- Collection entries
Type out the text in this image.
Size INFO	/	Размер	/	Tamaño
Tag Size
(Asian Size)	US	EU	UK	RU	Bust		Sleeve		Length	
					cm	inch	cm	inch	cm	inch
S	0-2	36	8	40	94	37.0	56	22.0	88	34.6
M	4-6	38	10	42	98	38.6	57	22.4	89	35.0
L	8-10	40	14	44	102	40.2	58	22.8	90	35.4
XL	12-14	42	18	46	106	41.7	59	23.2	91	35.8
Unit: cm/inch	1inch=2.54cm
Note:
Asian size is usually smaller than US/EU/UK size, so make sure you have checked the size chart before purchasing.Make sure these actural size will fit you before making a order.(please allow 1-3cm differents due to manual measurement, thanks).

- Given task
From the preceding material, extract every line exactly.

- Result of the exercise
Type out the text in this image.
Size INFO	/	Размер	/	Tamaño
Tag Size
(Asian Size)	US	EU	UK	RU	Bust		Sleeve		Length	
					cm	inch	cm	inch	cm	inch
S	0-2	36	8	40	94	37.0	56	22.0	88	34.6
M	4-6	38	10	42	98	38.6	57	22.4	89	35.0
L	8-10	40	14	44	102	40.2	58	22.8	90	35.4
XL	12-14	42	18	46	106	41.7	59	23.2	91	35.8
Unit: cm/inch	1inch=2.54cm
Note:
Asian size is usually smaller than US/EU/UK size, so make sure you have checked the size chart before purchasing.Make sure these actural size will fit you before making a order.(please allow 1-3cm differents due to manual measurement, thanks).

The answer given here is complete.